Are We Contributing to Our Pain?

The importance of choosing appropriate equipment for any athletic pursuit is of utmost importance in preventing pain and dysfunction.

Whether activity involves a 30 minute walk in the park with your dog or a highly competitive game of tennis, choosing the correct equipment can be the difference between pain or gain.

Equipment may range from simple footwear to more complex racquets or sticks; to expensive and highly sophisticated items such as bicycles and motor vehicles.

Three major pieces of equipment play a major role in the development of sports injuries – footwear, racquets and bicycles.

Over the past two decades running shoes have become increasingly more complex and specialised.   The assessment of foot type and function is imperative in deciding the most suitable shoe.  They must fit correctly and the laces must be firm enough for motion control.  Running shoes need to be changed every 1,000 km which is approximately every 6 – 9 months for runners and 12 months for walkers.

The constructions of many types of football boots provide inadequate support for the lower limb.  They should be of adequate depth in the upper, have a rigid heel counter, sufficient forefoot flexibility and have a wide sole with ‘cleats’ placed to allow forefoot flexibility.  Netball and tennis shoes require support for sideways movement.  Wearing running shoes for these sports may lead to ankle sprains, while wearing tennis or netball shoes for running may lead to problems such as ‘shin splints’.

Racquets are used in sports such as tennis, squash, badminton and table tennis.  The choice of a tennis racquet may be a contributing factor to ‘tennis elbow’.  Things that need to be considered include string tension, flexibility of the racquet, size of head, weight and grip size.

Overuse injuries in cycling may be associated with incorrect bike set up.  Seat height, saddle position, handlebar position, pedal resistance and peddling technique if incorrect may contribute to musculoskeletal pain such as neck and back pain, shoulder and wrist pain and knee pain to name a few.

When choosing any piece of equipment you need to get correct advice from a professional to avoid unnecessary pain and injury.

Required actions →
(1) According to the text on sports equipment and pain, why does the way a bicycle is set up matter? Answer in one to three sentences.
(2) In the text on sports equipment and pain, how often do running shoes need to be changed?
(3) Translate this sentence from the text on sports equipment and pain into Spanish: "The choice of a tennis racquet may be a contributing factor to ‘tennis elbow’."

Page segmentation data:
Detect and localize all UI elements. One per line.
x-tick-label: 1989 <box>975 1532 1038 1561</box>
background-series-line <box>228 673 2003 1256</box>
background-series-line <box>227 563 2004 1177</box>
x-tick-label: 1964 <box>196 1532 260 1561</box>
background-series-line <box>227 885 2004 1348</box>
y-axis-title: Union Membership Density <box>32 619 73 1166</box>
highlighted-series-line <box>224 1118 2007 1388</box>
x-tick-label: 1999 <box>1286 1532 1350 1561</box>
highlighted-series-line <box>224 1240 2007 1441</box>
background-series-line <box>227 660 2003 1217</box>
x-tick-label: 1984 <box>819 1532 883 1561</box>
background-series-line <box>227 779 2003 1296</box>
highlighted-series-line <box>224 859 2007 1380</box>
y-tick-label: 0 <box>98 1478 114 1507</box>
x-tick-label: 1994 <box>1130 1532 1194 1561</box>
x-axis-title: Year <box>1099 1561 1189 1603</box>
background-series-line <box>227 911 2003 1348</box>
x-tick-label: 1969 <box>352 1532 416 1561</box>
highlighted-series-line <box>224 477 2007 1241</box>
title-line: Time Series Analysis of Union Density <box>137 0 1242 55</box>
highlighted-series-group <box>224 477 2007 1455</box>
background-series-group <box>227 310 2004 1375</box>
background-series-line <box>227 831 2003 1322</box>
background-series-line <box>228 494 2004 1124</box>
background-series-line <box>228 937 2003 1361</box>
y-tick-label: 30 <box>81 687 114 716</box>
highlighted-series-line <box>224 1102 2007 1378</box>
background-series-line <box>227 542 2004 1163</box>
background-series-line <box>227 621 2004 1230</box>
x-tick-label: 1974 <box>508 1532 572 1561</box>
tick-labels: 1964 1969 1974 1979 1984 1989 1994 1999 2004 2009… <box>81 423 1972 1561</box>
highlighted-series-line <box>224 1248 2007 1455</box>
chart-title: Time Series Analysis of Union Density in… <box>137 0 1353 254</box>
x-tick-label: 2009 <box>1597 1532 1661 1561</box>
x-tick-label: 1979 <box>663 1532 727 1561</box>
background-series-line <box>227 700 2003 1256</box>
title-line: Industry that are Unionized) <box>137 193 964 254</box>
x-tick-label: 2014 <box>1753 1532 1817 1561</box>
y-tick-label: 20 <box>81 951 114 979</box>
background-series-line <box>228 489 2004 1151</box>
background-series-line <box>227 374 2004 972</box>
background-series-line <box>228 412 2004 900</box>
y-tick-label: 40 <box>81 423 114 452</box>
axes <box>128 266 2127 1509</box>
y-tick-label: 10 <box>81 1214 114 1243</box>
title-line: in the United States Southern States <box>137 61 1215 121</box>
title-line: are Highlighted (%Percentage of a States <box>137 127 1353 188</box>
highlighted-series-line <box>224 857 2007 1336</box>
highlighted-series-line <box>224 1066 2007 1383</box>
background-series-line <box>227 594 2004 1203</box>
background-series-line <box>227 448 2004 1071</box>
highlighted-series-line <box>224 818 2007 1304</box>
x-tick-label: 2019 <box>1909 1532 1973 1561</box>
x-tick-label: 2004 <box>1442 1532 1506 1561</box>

Solutions per task →
(1) Incorrect bike setup may be associated with overuse injuries in cycling. If the seat height, saddle position, handlebar position, pedal resistance or pedaling technique is wrong, it may contribute to musculoskeletal pain such as neck, back, shoulder, wrist and knee pain.

(2) Every 1,000 km, which is approximately every 6–9 months for runners and 12 months for walkers.

(3) La elección de una raqueta de tenis puede ser un factor que contribuya al «codo de tenista».